**Goal**
Sift the material for lines containing "login", and return them.

════════════════════

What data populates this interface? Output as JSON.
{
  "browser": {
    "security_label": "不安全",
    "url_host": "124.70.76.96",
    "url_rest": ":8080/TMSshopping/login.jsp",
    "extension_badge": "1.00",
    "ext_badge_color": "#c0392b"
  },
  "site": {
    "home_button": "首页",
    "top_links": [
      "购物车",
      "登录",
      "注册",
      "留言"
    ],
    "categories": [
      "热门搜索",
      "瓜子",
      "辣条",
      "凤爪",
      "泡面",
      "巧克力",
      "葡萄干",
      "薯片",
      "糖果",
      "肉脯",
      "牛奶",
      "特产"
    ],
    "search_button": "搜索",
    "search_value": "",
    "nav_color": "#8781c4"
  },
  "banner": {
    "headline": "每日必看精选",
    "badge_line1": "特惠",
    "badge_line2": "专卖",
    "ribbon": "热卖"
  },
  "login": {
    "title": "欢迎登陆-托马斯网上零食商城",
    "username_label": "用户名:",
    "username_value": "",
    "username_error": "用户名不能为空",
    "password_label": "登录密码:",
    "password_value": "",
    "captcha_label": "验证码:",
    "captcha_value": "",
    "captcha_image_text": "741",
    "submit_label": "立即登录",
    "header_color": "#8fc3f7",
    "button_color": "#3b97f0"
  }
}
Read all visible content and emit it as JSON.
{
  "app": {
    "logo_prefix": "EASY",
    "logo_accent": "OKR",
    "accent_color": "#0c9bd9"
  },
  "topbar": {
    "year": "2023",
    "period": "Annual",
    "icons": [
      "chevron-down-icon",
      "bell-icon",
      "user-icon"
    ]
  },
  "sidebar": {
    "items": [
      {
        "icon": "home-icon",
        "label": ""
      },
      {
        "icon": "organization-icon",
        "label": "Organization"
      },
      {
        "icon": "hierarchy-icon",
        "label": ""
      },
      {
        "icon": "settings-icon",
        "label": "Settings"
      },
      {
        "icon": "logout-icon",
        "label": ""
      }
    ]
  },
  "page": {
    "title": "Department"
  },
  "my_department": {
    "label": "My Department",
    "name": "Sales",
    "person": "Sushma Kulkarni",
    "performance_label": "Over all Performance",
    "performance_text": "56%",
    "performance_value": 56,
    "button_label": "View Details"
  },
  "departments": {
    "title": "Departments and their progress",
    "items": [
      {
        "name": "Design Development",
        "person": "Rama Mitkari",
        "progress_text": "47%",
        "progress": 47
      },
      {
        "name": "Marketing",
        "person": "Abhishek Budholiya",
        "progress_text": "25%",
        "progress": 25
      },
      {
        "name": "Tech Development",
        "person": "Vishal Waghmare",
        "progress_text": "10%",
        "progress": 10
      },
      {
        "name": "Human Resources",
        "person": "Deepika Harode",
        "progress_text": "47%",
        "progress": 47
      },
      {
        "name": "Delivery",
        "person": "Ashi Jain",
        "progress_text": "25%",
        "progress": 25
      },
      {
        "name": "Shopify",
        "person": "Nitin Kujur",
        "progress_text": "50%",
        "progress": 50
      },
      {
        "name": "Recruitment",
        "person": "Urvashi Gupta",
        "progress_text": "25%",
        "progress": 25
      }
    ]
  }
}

════════════════════

**Solution**
    "url_rest": ":8080/TMSshopping/login.jsp",
  "login": {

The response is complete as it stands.